▸ **What to produce**:
Below are the records; locate each line with the word "Part" and copy it.

:::::

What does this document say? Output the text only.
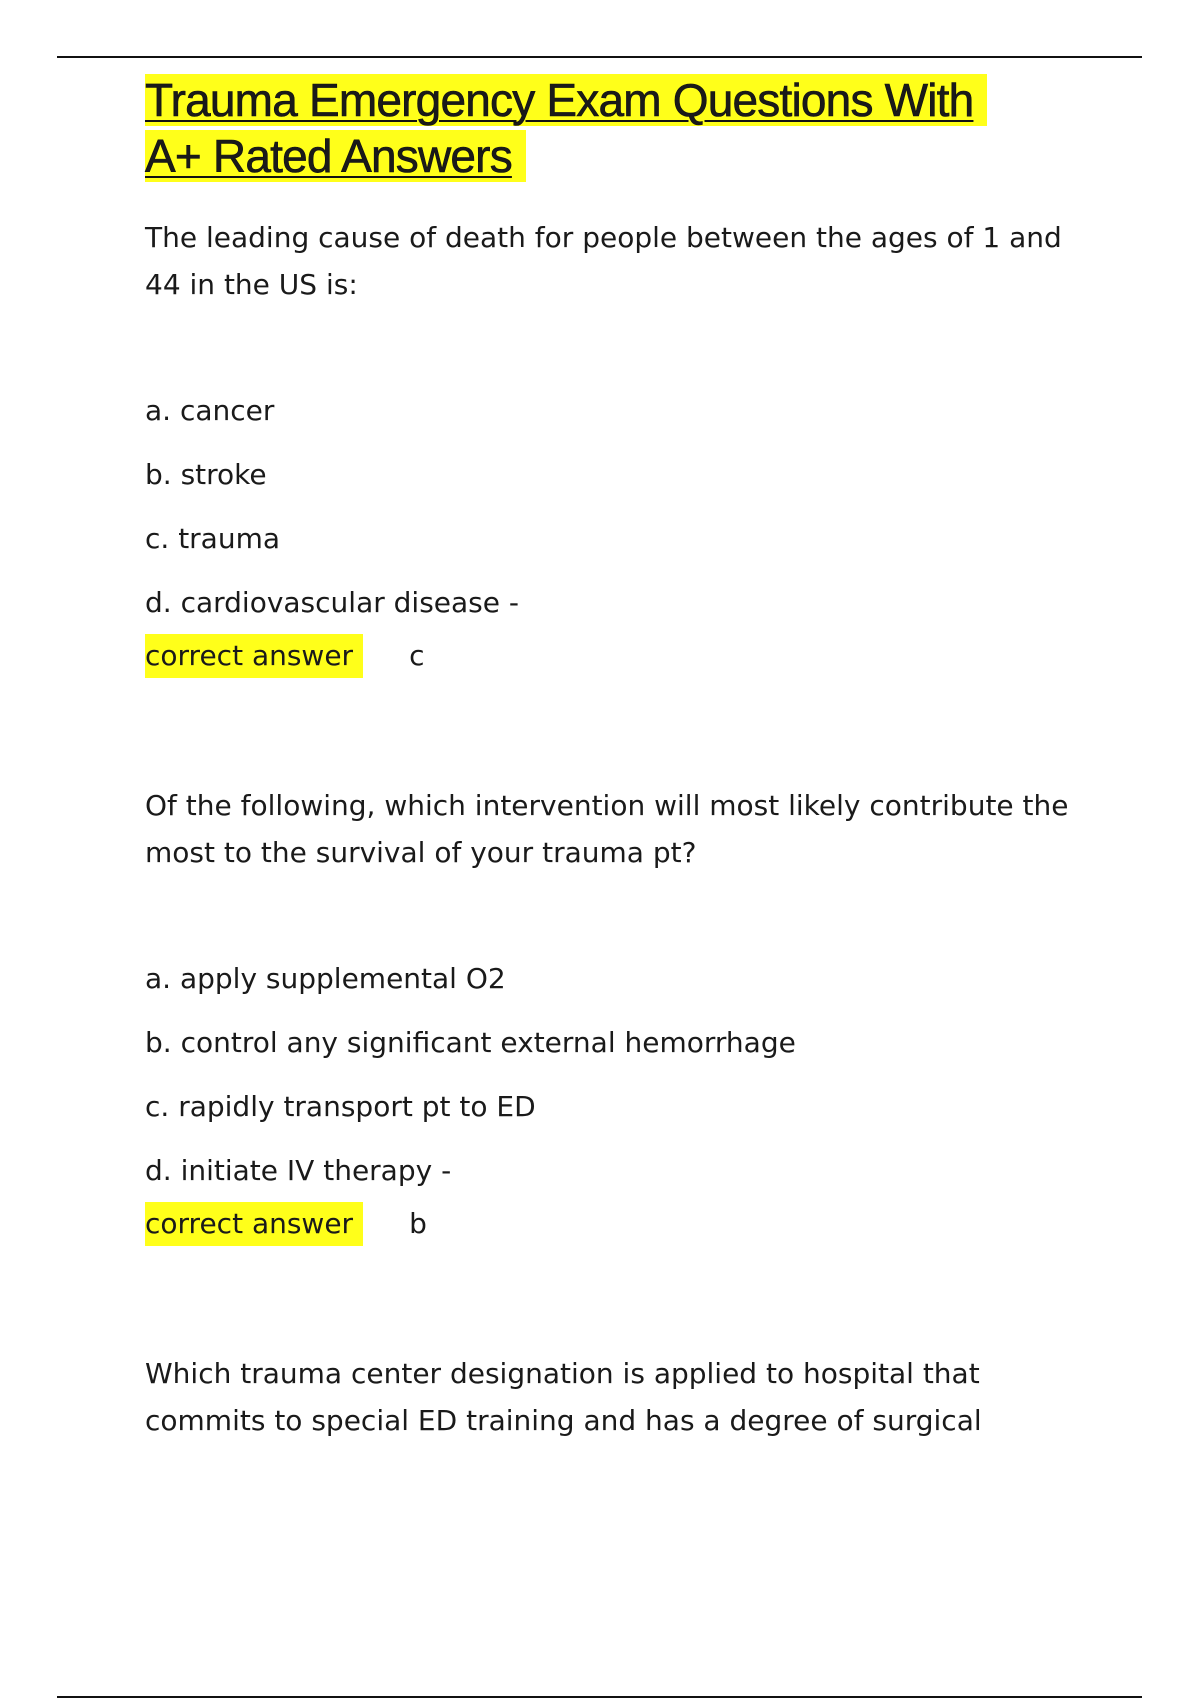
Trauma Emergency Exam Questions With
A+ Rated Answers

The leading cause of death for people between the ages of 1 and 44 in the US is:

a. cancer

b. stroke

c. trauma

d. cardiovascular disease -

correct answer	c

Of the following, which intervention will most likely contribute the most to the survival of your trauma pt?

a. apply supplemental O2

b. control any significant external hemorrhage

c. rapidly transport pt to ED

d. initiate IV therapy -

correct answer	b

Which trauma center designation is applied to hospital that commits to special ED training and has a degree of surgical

:::::

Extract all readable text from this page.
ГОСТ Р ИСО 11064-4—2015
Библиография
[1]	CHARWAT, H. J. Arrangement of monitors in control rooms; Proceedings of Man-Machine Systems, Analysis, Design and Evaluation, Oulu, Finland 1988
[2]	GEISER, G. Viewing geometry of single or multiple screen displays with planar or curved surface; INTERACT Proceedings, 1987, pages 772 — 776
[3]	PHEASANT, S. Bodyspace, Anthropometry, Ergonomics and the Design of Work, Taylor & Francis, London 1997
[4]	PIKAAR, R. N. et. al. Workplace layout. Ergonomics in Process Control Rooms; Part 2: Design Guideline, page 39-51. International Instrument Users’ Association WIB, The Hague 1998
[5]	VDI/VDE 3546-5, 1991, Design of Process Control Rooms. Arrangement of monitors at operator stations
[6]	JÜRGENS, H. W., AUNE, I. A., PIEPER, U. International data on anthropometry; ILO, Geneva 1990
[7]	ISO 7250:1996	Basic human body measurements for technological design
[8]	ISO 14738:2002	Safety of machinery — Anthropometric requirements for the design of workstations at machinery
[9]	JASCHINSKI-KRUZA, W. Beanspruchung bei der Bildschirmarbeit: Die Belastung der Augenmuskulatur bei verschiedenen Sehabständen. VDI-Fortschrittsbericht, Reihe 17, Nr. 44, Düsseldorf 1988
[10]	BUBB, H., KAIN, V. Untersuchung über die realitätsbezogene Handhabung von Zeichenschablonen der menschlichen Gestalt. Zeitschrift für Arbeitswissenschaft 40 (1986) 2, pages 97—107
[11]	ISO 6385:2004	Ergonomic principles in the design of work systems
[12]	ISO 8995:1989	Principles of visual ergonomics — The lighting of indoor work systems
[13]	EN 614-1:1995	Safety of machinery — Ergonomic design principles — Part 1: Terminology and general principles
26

:::::

▸ **Complete response**:
[4]	PIKAAR, R. N. et. al. Workplace layout. Ergonomics in Process Control Rooms; Part 2: Design Guideline, page 39-51. International Instrument Users’ Association WIB, The Hague 1998
[13]	EN 614-1:1995	Safety of machinery — Ergonomic design principles — Part 1: Terminology and general principles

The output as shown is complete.